**WHAT THE TASK REQUIRES:**
Every entry needs to be printed exactly, please.

**RECORDED DATA:**
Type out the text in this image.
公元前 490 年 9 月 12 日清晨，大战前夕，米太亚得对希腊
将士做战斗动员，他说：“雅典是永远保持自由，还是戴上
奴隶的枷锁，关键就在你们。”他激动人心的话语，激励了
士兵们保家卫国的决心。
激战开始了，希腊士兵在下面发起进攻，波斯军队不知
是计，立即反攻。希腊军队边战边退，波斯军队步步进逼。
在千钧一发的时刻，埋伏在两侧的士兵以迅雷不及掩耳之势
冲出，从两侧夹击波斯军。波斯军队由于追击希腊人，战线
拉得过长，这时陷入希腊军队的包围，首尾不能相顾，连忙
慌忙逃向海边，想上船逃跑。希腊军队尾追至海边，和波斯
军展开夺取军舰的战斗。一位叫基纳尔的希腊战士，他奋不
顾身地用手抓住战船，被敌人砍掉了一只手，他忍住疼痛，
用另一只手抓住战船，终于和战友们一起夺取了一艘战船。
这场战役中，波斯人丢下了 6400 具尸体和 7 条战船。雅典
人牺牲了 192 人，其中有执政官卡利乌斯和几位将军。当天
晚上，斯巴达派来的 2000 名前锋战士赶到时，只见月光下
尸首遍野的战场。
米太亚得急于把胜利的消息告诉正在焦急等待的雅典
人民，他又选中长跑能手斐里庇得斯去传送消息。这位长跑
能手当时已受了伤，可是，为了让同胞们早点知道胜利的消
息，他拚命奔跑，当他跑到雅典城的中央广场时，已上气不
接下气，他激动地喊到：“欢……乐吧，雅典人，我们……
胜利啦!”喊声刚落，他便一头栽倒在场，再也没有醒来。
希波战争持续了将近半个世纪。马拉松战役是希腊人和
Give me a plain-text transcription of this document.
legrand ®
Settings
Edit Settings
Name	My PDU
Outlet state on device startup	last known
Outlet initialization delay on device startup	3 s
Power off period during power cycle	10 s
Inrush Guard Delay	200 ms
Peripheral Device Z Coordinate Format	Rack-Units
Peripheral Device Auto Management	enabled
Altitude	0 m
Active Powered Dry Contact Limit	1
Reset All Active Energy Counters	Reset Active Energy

**SOLUTION BELOW:**
Type out the text in this image.
公元前 490 年 9 月 12 日清晨，大战前夕，米太亚得对希腊
将士做战斗动员，他说：“雅典是永远保持自由，还是戴上
奴隶的枷锁，关键就在你们。”他激动人心的话语，激励了
士兵们保家卫国的决心。
激战开始了，希腊士兵在下面发起进攻，波斯军队不知
是计，立即反攻。希腊军队边战边退，波斯军队步步进逼。
在千钧一发的时刻，埋伏在两侧的士兵以迅雷不及掩耳之势
冲出，从两侧夹击波斯军。波斯军队由于追击希腊人，战线
拉得过长，这时陷入希腊军队的包围，首尾不能相顾，连忙
慌忙逃向海边，想上船逃跑。希腊军队尾追至海边，和波斯
军展开夺取军舰的战斗。一位叫基纳尔的希腊战士，他奋不
顾身地用手抓住战船，被敌人砍掉了一只手，他忍住疼痛，
用另一只手抓住战船，终于和战友们一起夺取了一艘战船。
这场战役中，波斯人丢下了 6400 具尸体和 7 条战船。雅典
人牺牲了 192 人，其中有执政官卡利乌斯和几位将军。当天
晚上，斯巴达派来的 2000 名前锋战士赶到时，只见月光下
尸首遍野的战场。
米太亚得急于把胜利的消息告诉正在焦急等待的雅典
人民，他又选中长跑能手斐里庇得斯去传送消息。这位长跑
能手当时已受了伤，可是，为了让同胞们早点知道胜利的消
息，他拚命奔跑，当他跑到雅典城的中央广场时，已上气不
接下气，他激动地喊到：“欢……乐吧，雅典人，我们……
胜利啦!”喊声刚落，他便一头栽倒在场，再也没有醒来。
希波战争持续了将近半个世纪。马拉松战役是希腊人和
Give me a plain-text transcription of this document.
legrand ®
Settings
Edit Settings
Name	My PDU
Outlet state on device startup	last known
Outlet initialization delay on device startup	3 s
Power off period during power cycle	10 s
Inrush Guard Delay	200 ms
Peripheral Device Z Coordinate Format	Rack-Units
Peripheral Device Auto Management	enabled
Altitude	0 m
Active Powered Dry Contact Limit	1
Reset All Active Energy Counters	Reset Active Energy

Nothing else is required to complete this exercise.